= Task brief =
What is the number of lines containing the word "如下图所示"? Please answer with that number and nothing more.

--

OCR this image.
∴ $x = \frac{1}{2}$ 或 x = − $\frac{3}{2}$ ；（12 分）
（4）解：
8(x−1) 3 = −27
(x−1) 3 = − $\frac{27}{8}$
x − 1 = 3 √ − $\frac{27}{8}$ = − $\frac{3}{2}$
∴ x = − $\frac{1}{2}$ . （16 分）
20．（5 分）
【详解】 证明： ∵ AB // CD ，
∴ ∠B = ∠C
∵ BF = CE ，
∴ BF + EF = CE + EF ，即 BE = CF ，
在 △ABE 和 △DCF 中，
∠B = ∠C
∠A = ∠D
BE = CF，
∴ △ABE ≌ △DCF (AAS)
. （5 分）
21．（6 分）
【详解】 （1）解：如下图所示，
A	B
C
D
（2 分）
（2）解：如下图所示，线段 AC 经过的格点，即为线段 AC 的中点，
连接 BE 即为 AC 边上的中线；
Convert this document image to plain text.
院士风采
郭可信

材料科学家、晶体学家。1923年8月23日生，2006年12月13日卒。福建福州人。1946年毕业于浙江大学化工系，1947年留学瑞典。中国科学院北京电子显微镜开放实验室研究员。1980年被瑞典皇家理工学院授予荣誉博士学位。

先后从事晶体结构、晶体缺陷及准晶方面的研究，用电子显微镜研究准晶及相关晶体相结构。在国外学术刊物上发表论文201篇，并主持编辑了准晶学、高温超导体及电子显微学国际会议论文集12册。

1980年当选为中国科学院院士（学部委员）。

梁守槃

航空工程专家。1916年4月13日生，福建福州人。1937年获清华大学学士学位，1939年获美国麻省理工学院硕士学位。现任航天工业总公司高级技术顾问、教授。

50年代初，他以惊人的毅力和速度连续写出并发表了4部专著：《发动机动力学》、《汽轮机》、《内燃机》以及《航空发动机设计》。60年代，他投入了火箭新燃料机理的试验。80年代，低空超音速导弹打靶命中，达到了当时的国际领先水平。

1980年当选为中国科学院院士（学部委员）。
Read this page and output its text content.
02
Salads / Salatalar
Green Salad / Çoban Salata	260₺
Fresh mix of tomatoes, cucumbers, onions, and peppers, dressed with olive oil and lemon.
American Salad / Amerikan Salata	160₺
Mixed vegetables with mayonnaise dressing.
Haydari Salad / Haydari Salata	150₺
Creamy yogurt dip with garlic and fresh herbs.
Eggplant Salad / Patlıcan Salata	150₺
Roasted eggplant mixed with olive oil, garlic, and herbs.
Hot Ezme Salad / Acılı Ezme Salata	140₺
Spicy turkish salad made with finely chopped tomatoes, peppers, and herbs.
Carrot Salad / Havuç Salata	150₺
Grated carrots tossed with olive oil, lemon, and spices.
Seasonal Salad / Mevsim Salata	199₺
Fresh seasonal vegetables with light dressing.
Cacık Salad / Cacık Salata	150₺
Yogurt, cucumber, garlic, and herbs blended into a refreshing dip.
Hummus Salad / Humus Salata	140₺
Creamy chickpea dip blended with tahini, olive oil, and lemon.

--

= Solved exercise =
2